DATASET ENTRIES —
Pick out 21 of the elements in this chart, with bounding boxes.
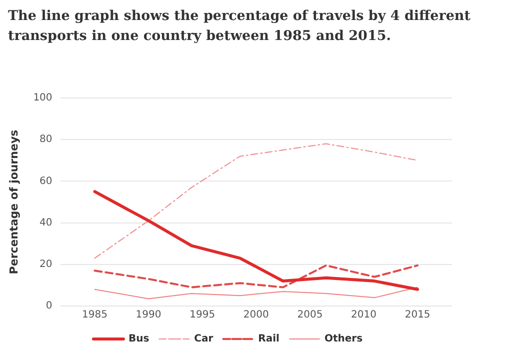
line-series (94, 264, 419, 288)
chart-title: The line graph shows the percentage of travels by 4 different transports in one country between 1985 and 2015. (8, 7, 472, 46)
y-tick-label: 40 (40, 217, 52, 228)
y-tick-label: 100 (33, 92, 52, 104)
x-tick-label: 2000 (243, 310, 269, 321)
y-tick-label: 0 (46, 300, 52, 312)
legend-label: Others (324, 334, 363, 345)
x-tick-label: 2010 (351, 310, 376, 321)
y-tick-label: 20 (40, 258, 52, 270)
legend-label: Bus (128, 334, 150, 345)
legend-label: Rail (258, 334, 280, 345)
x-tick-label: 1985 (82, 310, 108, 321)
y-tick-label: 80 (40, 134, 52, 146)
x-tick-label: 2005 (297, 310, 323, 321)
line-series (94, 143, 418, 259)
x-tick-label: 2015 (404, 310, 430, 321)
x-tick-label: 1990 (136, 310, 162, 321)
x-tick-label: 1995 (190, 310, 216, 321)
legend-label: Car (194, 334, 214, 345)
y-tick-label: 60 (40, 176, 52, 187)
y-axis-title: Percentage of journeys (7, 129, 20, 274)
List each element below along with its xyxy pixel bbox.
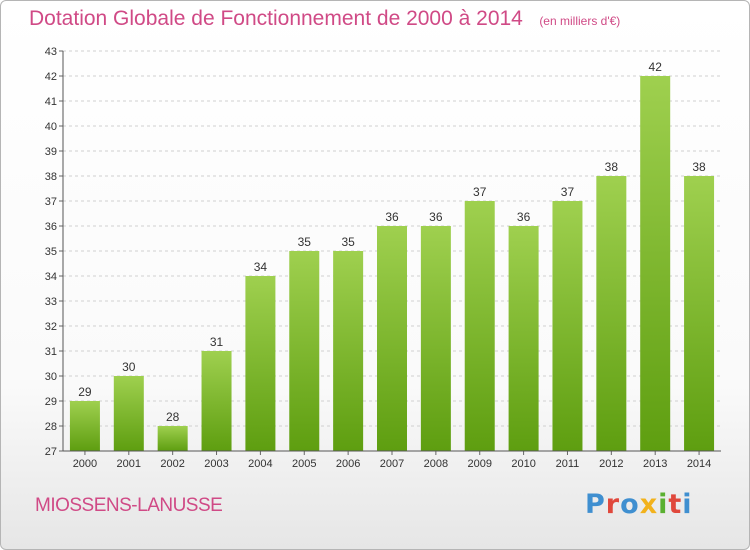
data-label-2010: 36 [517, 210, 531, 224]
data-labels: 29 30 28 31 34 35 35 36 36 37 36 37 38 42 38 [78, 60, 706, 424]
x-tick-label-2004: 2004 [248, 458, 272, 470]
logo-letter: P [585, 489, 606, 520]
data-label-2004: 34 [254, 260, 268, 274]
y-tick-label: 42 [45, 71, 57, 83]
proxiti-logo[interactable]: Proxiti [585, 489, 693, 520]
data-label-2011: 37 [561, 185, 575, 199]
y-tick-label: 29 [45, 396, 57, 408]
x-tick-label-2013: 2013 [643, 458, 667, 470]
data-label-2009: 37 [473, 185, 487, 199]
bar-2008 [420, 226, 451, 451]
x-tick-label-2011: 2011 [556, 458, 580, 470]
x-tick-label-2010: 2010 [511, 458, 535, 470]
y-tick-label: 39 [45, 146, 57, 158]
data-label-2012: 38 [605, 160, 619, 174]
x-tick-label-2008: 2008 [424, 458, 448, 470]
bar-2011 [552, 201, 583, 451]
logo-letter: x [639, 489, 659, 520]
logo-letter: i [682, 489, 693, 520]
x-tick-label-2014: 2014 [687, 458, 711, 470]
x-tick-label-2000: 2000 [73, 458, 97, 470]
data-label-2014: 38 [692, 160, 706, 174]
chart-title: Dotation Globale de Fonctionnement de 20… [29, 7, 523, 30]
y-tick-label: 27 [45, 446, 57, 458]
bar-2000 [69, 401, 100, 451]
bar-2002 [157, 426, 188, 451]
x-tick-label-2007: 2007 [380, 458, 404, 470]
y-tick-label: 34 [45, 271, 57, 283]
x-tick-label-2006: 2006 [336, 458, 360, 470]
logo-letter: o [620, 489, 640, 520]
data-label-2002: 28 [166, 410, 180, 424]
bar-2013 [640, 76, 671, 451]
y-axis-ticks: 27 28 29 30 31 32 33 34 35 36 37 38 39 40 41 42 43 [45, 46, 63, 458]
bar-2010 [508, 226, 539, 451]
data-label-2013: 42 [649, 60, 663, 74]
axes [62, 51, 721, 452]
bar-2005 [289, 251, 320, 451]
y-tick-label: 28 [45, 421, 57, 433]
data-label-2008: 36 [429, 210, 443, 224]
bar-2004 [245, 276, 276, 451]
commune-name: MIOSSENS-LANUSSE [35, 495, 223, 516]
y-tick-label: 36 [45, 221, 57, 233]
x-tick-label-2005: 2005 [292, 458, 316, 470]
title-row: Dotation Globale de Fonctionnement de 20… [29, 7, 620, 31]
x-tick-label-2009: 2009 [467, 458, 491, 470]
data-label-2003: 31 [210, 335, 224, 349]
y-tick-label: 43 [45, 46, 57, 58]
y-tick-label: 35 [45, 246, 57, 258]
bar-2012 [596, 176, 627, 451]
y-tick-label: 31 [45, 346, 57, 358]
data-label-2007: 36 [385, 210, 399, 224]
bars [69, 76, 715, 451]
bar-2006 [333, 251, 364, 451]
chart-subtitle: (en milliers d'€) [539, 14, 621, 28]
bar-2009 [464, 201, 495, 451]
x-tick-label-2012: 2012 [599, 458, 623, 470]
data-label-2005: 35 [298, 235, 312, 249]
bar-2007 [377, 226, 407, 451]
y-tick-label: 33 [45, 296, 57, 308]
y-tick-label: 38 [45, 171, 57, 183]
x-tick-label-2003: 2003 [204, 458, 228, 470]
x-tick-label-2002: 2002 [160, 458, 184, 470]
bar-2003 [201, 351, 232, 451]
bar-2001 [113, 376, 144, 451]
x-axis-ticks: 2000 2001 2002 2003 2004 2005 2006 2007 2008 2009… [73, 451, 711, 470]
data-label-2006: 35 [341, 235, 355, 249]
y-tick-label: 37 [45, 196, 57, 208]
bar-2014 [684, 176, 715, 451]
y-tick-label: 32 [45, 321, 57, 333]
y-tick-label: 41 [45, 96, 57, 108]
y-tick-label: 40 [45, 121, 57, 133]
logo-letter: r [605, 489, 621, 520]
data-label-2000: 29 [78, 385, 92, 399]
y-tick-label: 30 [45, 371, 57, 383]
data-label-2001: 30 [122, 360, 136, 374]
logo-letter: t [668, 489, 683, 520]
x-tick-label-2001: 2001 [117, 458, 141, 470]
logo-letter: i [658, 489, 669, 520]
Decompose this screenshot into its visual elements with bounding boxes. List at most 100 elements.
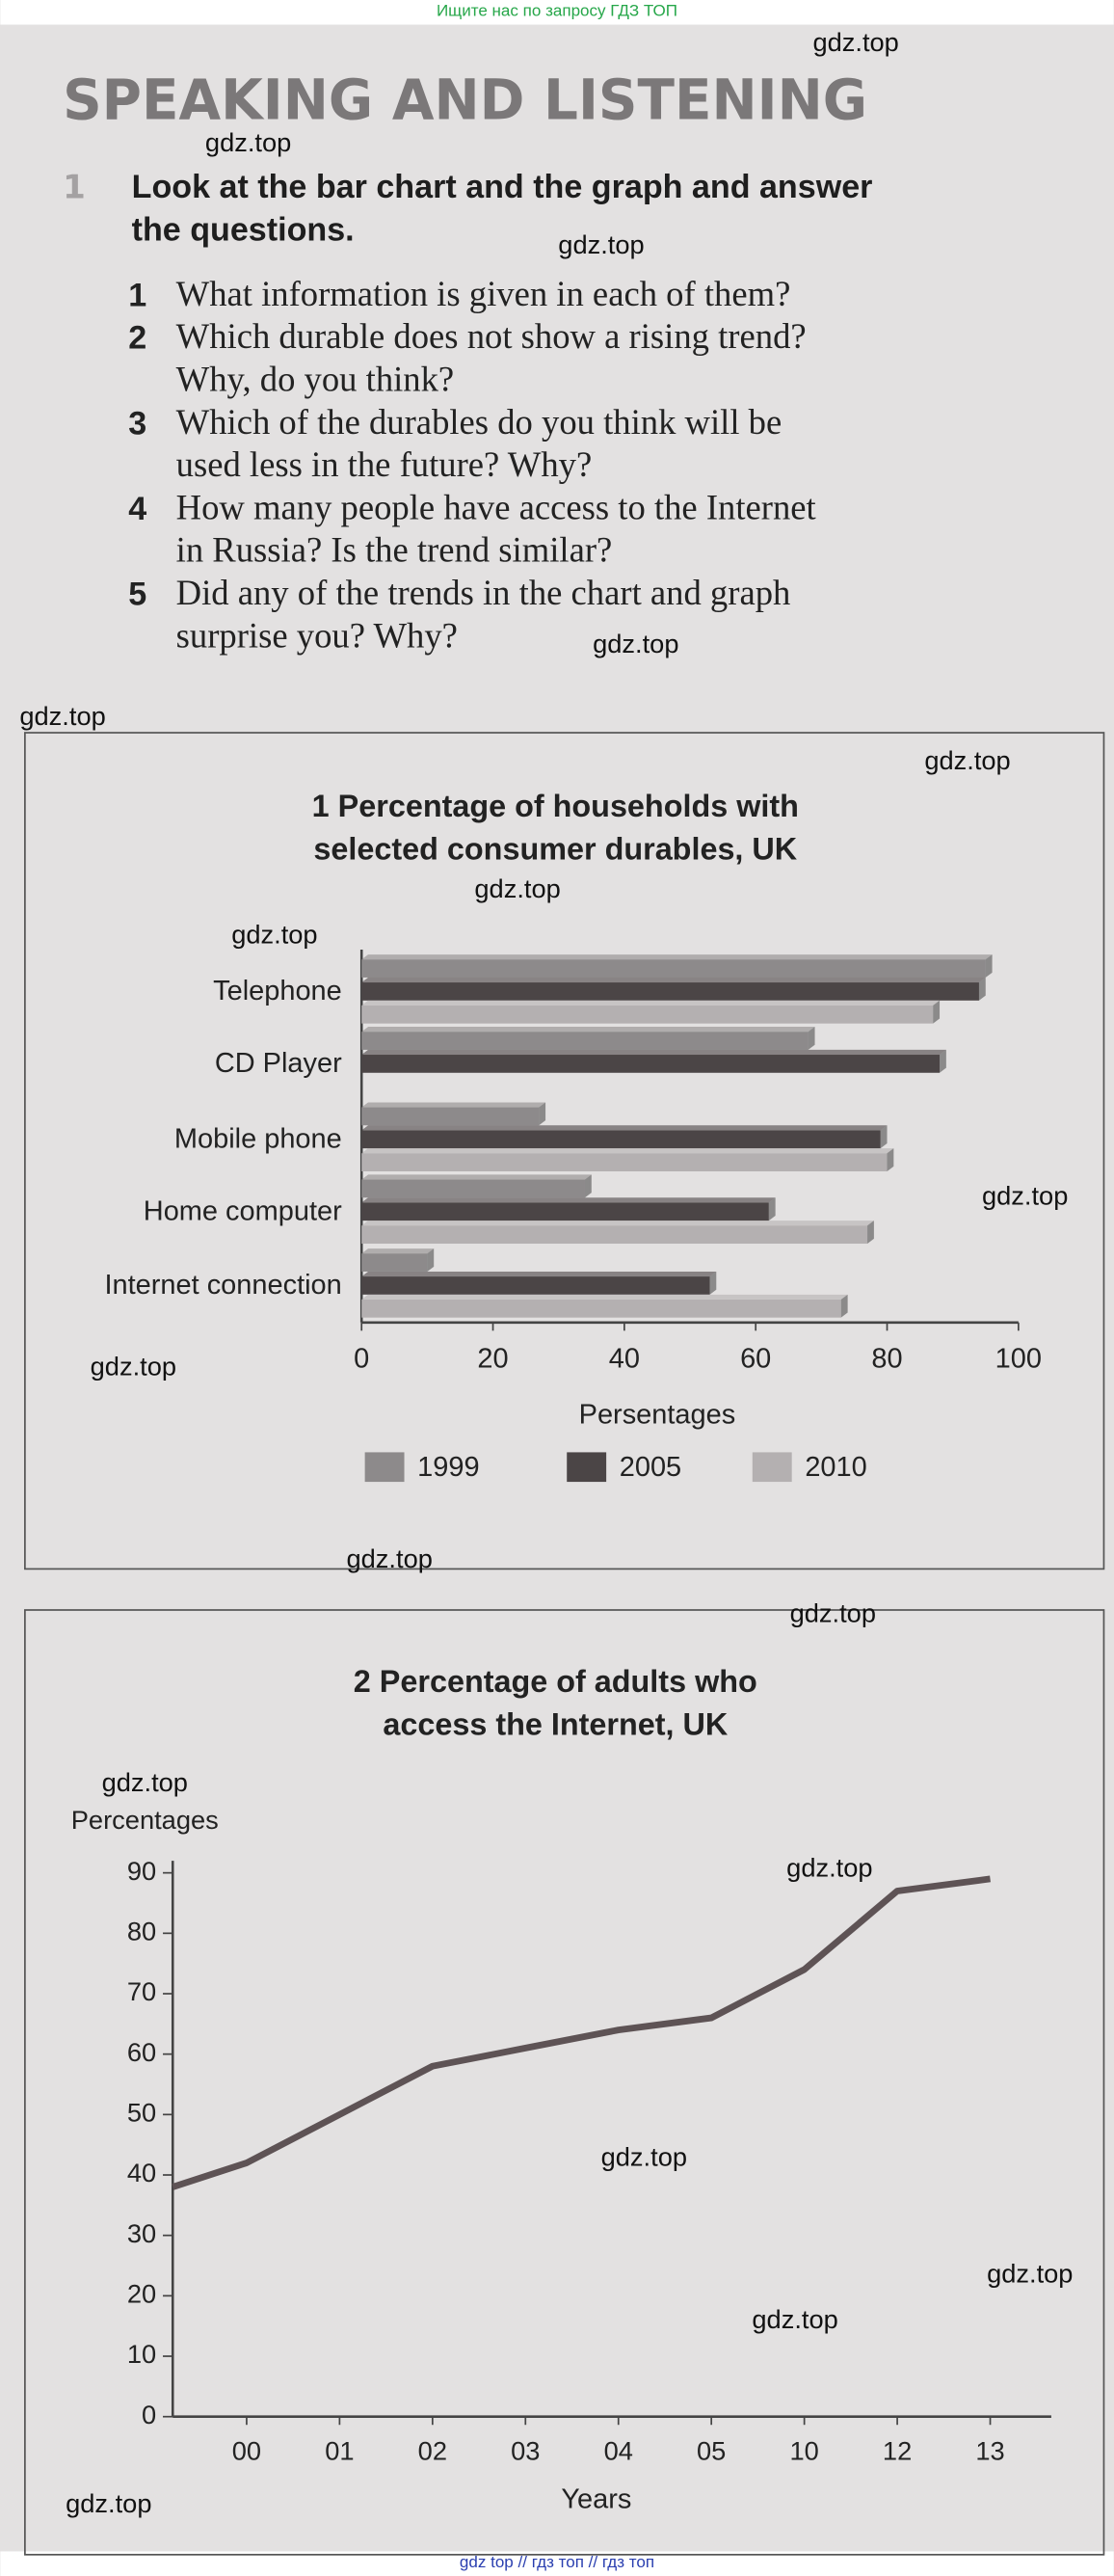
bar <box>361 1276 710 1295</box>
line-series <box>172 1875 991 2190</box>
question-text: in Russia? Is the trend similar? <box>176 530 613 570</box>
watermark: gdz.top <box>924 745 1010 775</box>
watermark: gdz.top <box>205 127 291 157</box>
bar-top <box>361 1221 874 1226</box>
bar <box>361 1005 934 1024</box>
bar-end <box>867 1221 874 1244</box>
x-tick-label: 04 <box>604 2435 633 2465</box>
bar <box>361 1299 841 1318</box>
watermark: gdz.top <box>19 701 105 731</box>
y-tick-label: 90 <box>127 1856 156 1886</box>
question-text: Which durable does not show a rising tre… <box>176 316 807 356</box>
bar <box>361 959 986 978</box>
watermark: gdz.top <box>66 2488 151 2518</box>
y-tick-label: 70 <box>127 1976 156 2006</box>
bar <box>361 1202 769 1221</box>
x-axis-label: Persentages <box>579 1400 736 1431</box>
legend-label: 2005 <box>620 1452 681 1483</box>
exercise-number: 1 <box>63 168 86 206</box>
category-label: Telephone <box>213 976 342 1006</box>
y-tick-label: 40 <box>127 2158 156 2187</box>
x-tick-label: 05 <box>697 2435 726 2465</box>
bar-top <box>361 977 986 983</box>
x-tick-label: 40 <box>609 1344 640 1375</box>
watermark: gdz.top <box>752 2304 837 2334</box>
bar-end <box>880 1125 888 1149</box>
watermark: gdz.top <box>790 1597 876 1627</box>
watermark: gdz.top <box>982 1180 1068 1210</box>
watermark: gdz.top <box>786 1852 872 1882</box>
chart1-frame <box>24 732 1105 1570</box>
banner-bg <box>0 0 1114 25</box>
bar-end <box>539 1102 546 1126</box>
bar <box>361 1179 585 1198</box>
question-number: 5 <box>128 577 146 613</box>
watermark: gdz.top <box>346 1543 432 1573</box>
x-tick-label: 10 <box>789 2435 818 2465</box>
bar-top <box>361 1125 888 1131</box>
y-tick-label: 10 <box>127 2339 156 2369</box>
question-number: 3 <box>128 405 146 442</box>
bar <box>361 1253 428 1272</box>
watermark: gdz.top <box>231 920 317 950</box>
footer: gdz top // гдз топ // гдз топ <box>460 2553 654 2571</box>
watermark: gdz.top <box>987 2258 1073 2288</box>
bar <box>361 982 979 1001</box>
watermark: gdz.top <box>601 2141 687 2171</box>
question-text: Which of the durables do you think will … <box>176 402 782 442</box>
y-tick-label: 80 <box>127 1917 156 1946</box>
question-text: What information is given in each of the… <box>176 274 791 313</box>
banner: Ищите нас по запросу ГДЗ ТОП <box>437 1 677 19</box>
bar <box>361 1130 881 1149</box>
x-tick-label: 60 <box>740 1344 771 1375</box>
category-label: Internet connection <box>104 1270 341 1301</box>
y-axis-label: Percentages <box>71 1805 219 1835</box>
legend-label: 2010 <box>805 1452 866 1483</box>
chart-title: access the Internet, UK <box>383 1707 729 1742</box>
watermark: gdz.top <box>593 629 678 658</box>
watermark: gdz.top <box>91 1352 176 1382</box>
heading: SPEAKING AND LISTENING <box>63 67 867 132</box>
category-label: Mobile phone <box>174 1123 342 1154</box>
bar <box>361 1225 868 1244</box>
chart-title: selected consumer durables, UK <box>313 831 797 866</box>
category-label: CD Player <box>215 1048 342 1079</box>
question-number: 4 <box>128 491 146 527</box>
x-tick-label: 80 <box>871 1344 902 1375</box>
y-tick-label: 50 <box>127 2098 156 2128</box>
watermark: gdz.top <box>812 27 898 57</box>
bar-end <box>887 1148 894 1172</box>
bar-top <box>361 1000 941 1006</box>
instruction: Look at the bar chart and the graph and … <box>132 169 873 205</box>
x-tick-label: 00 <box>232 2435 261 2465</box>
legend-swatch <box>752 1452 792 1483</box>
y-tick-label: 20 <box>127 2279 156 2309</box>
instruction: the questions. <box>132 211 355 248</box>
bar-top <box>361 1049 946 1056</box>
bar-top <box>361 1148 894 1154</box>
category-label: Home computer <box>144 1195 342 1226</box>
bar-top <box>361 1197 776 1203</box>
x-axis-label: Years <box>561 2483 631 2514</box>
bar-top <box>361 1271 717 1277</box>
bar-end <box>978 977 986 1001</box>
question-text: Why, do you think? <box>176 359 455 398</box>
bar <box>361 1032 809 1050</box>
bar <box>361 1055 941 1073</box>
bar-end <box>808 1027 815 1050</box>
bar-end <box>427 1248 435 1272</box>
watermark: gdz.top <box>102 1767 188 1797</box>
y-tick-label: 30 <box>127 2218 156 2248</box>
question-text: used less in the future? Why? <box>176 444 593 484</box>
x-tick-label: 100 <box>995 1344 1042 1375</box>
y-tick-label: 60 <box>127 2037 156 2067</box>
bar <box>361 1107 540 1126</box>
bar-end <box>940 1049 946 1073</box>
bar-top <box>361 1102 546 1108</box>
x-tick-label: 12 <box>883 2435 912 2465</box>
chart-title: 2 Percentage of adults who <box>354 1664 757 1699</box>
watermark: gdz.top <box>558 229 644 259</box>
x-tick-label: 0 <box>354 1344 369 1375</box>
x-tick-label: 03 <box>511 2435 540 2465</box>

THE TASK — Rewrite the records as a numbered list, starting at the beginning of the records and ending at the line that contains "List each element", with both of those included. Omit blank lines and leave the pictures out.

FINISHED TASK —
1. Pick out 21 of the elements in this chart, with bounding boxes.
2. line-series (94, 264, 419, 288)
3. chart-title: The line graph shows the percentage of travels by 4 different transports in one country between 1985 and 2015. (8, 7, 472, 46)
4. y-tick-label: 40 (40, 217, 52, 228)
5. y-tick-label: 100 (33, 92, 52, 104)
6. x-tick-label: 2000 (243, 310, 269, 321)
7. y-tick-label: 0 (46, 300, 52, 312)
8. legend-label: Others (324, 334, 363, 345)
9. x-tick-label: 2010 (351, 310, 376, 321)
10. y-tick-label: 20 (40, 258, 52, 270)
11. legend-label: Bus (128, 334, 150, 345)
12. legend-label: Rail (258, 334, 280, 345)
13. x-tick-label: 1985 (82, 310, 108, 321)
14. y-tick-label: 80 (40, 134, 52, 146)
15. x-tick-label: 2005 (297, 310, 323, 321)
16. line-series (94, 143, 418, 259)
17. x-tick-label: 2015 (404, 310, 430, 321)
18. x-tick-label: 1990 (136, 310, 162, 321)
19. x-tick-label: 1995 (190, 310, 216, 321)
20. legend-label: Car (194, 334, 214, 345)
21. y-tick-label: 60 (40, 176, 52, 187)
22. y-axis-title: Percentage of journeys (7, 129, 20, 274)
23. List each element below along with its xyxy pixel bbox.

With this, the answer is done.